» **What you should do**: Look below. Copy each line that has "scale" in it.

» **Material to process**:
-------------------------
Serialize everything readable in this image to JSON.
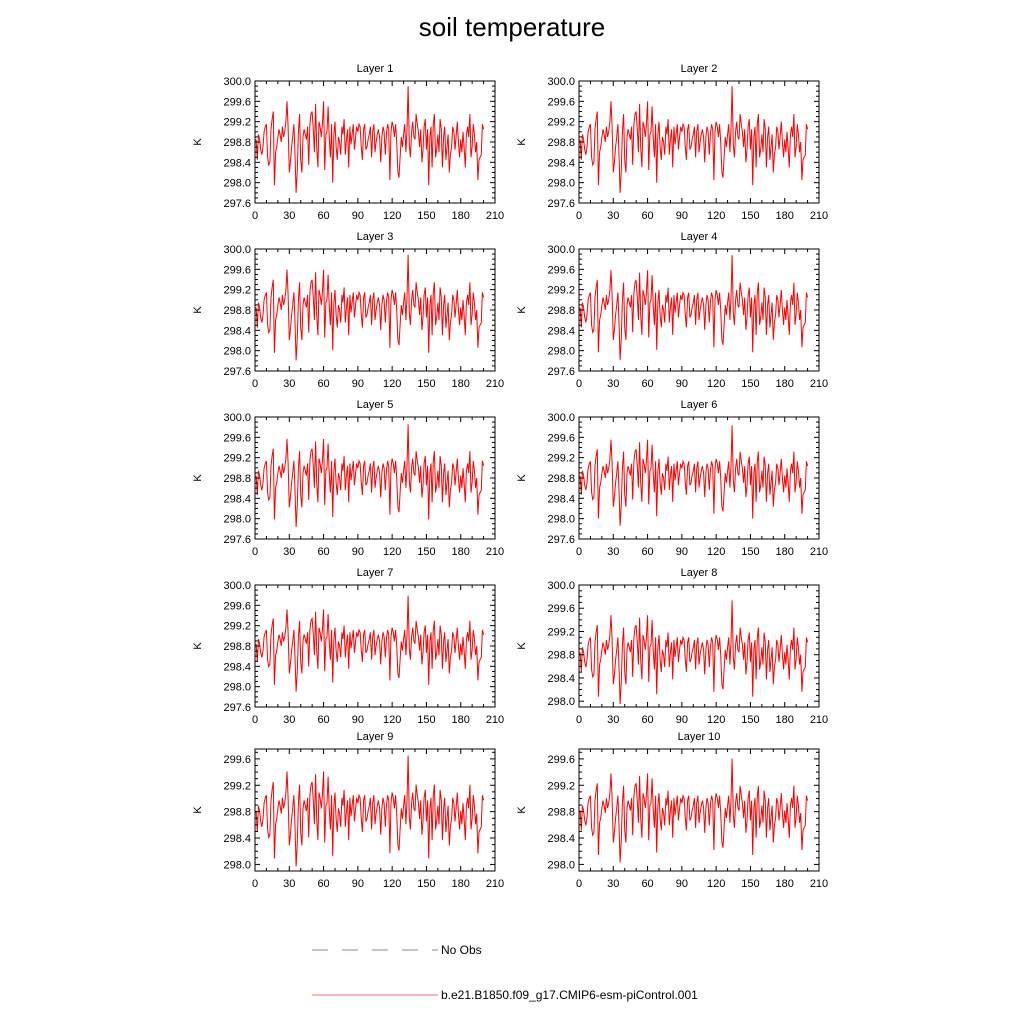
{
  "title": "soil temperature",
  "style": {
    "series_color": "#ff0000",
    "obs_color": "#8080c0"
  },
  "legend": [
    {
      "label": "No Obs",
      "style": "dashed",
      "color": "#8080c0"
    },
    {
      "label": "b.e21.B1850.f09_g17.CMIP6-esm-piControl.001",
      "style": "solid",
      "color": "#ff6a6a"
    }
  ],
  "chart_data": [
    {
      "type": "line",
      "title": "Layer 1",
      "ylabel": "K",
      "xlim": [
        0,
        210
      ],
      "ylim": [
        297.6,
        300.0
      ],
      "xticks": [
        "0",
        "30",
        "60",
        "90",
        "120",
        "150",
        "180",
        "210"
      ],
      "yticks": [
        "297.6",
        "298.0",
        "298.4",
        "298.8",
        "299.2",
        "299.6",
        "300.0"
      ],
      "series": [
        {
          "offset": 0.0,
          "scale": 1.0
        }
      ]
    },
    {
      "type": "line",
      "title": "Layer 2",
      "ylabel": "K",
      "xlim": [
        0,
        210
      ],
      "ylim": [
        297.6,
        300.0
      ],
      "xticks": [
        "0",
        "30",
        "60",
        "90",
        "120",
        "150",
        "180",
        "210"
      ],
      "yticks": [
        "297.6",
        "298.0",
        "298.4",
        "298.8",
        "299.2",
        "299.6",
        "300.0"
      ],
      "series": [
        {
          "offset": 0.0,
          "scale": 1.0
        }
      ]
    },
    {
      "type": "line",
      "title": "Layer 3",
      "ylabel": "K",
      "xlim": [
        0,
        210
      ],
      "ylim": [
        297.6,
        300.0
      ],
      "xticks": [
        "0",
        "30",
        "60",
        "90",
        "120",
        "150",
        "180",
        "210"
      ],
      "yticks": [
        "297.6",
        "298.0",
        "298.4",
        "298.8",
        "299.2",
        "299.6",
        "300.0"
      ],
      "series": [
        {
          "offset": 0.0,
          "scale": 0.99
        }
      ]
    },
    {
      "type": "line",
      "title": "Layer 4",
      "ylabel": "K",
      "xlim": [
        0,
        210
      ],
      "ylim": [
        297.6,
        300.0
      ],
      "xticks": [
        "0",
        "30",
        "60",
        "90",
        "120",
        "150",
        "180",
        "210"
      ],
      "yticks": [
        "297.6",
        "298.0",
        "298.4",
        "298.8",
        "299.2",
        "299.6",
        "300.0"
      ],
      "series": [
        {
          "offset": 0.0,
          "scale": 0.98
        }
      ]
    },
    {
      "type": "line",
      "title": "Layer 5",
      "ylabel": "K",
      "xlim": [
        0,
        210
      ],
      "ylim": [
        297.6,
        300.0
      ],
      "xticks": [
        "0",
        "30",
        "60",
        "90",
        "120",
        "150",
        "180",
        "210"
      ],
      "yticks": [
        "297.6",
        "298.0",
        "298.4",
        "298.8",
        "299.2",
        "299.6",
        "300.0"
      ],
      "series": [
        {
          "offset": 0.0,
          "scale": 0.96
        }
      ]
    },
    {
      "type": "line",
      "title": "Layer 6",
      "ylabel": "K",
      "xlim": [
        0,
        210
      ],
      "ylim": [
        297.6,
        300.0
      ],
      "xticks": [
        "0",
        "30",
        "60",
        "90",
        "120",
        "150",
        "180",
        "210"
      ],
      "yticks": [
        "297.6",
        "298.0",
        "298.4",
        "298.8",
        "299.2",
        "299.6",
        "300.0"
      ],
      "series": [
        {
          "offset": 0.0,
          "scale": 0.94
        }
      ]
    },
    {
      "type": "line",
      "title": "Layer 7",
      "ylabel": "K",
      "xlim": [
        0,
        210
      ],
      "ylim": [
        297.6,
        300.0
      ],
      "xticks": [
        "0",
        "30",
        "60",
        "90",
        "120",
        "150",
        "180",
        "210"
      ],
      "yticks": [
        "297.6",
        "298.0",
        "298.4",
        "298.8",
        "299.2",
        "299.6",
        "300.0"
      ],
      "series": [
        {
          "offset": 0.0,
          "scale": 0.9
        }
      ]
    },
    {
      "type": "line",
      "title": "Layer 8",
      "ylabel": "K",
      "xlim": [
        0,
        210
      ],
      "ylim": [
        297.9,
        300.0
      ],
      "xticks": [
        "0",
        "30",
        "60",
        "90",
        "120",
        "150",
        "180",
        "210"
      ],
      "yticks": [
        "298.0",
        "298.4",
        "298.8",
        "299.2",
        "299.6",
        "300.0"
      ],
      "series": [
        {
          "offset": 0.0,
          "scale": 0.85
        }
      ]
    },
    {
      "type": "line",
      "title": "Layer 9",
      "ylabel": "K",
      "xlim": [
        0,
        210
      ],
      "ylim": [
        297.9,
        299.75
      ],
      "xticks": [
        "0",
        "30",
        "60",
        "90",
        "120",
        "150",
        "180",
        "210"
      ],
      "yticks": [
        "298.0",
        "298.4",
        "298.8",
        "299.2",
        "299.6"
      ],
      "series": [
        {
          "offset": -0.03,
          "scale": 0.8
        }
      ]
    },
    {
      "type": "line",
      "title": "Layer 10",
      "ylabel": "K",
      "xlim": [
        0,
        210
      ],
      "ylim": [
        297.9,
        299.75
      ],
      "xticks": [
        "0",
        "30",
        "60",
        "90",
        "120",
        "150",
        "180",
        "210"
      ],
      "yticks": [
        "298.0",
        "298.4",
        "298.8",
        "299.2",
        "299.6"
      ],
      "series": [
        {
          "offset": -0.02,
          "scale": 0.75
        }
      ]
    }
  ],
  "base_series": {
    "mean": 298.8,
    "x_start": 1,
    "x_step": 1,
    "anomaly": [
      0.05,
      -0.35,
      0.15,
      0.05,
      -0.15,
      -0.25,
      -0.1,
      0.2,
      0.3,
      0.35,
      -0.3,
      -0.45,
      -0.4,
      0.25,
      0.45,
      0.6,
      -0.85,
      -0.2,
      -0.1,
      0.1,
      0.25,
      0.15,
      0.0,
      0.3,
      0.1,
      0.2,
      0.4,
      0.8,
      0.3,
      -0.6,
      -0.4,
      -0.1,
      0.1,
      0.35,
      -0.25,
      -1.0,
      -0.55,
      0.2,
      0.55,
      -0.35,
      -0.6,
      0.1,
      0.25,
      0.15,
      0.05,
      0.3,
      -0.45,
      0.35,
      0.55,
      0.6,
      0.25,
      -0.2,
      0.75,
      -0.1,
      -0.5,
      0.4,
      0.3,
      0.1,
      0.35,
      0.8,
      -0.55,
      0.15,
      0.2,
      0.7,
      0.05,
      -0.3,
      0.35,
      -0.8,
      0.15,
      0.4,
      -0.1,
      -0.35,
      0.1,
      0.0,
      -0.25,
      0.3,
      0.15,
      0.45,
      -0.25,
      0.05,
      0.25,
      -0.5,
      0.3,
      -0.05,
      0.15,
      0.35,
      -0.15,
      0.1,
      0.3,
      0.2,
      0.35,
      0.3,
      -0.1,
      -0.35,
      0.25,
      0.35,
      -0.15,
      -0.1,
      0.05,
      0.15,
      0.3,
      -0.3,
      0.2,
      0.35,
      -0.2,
      0.0,
      0.15,
      0.25,
      0.1,
      -0.4,
      0.1,
      0.3,
      0.2,
      -0.25,
      0.15,
      0.35,
      0.25,
      -0.75,
      0.2,
      0.4,
      0.3,
      0.1,
      0.35,
      0.0,
      -0.6,
      -0.7,
      -0.3,
      0.1,
      -0.1,
      0.15,
      0.35,
      -0.2,
      0.25,
      1.1,
      -0.05,
      -0.3,
      0.2,
      0.4,
      0.1,
      0.05,
      0.55,
      0.35,
      0.2,
      -0.1,
      0.25,
      -0.4,
      -0.15,
      0.3,
      0.45,
      -0.15,
      0.25,
      -0.85,
      0.1,
      0.3,
      -0.5,
      0.35,
      0.55,
      -0.3,
      -0.15,
      0.15,
      -0.2,
      0.45,
      0.25,
      -0.5,
      0.1,
      0.3,
      -0.35,
      -0.1,
      0.15,
      -0.6,
      -0.25,
      -0.1,
      0.3,
      0.2,
      -0.15,
      0.1,
      0.4,
      0.0,
      -0.3,
      0.05,
      -0.2,
      0.2,
      -0.1,
      -0.5,
      0.15,
      0.3,
      0.1,
      0.55,
      -0.3,
      -0.1,
      0.35,
      0.15,
      -0.2,
      0.0,
      -0.75,
      -0.35,
      -0.3,
      -0.25,
      0.35,
      0.25
    ]
  }
}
-------------------------
» **Finished answer**:
          "scale": 1.0
          "scale": 1.0
          "scale": 0.99
          "scale": 0.98
          "scale": 0.96
          "scale": 0.94
          "scale": 0.9
          "scale": 0.85
          "scale": 0.8
          "scale": 0.75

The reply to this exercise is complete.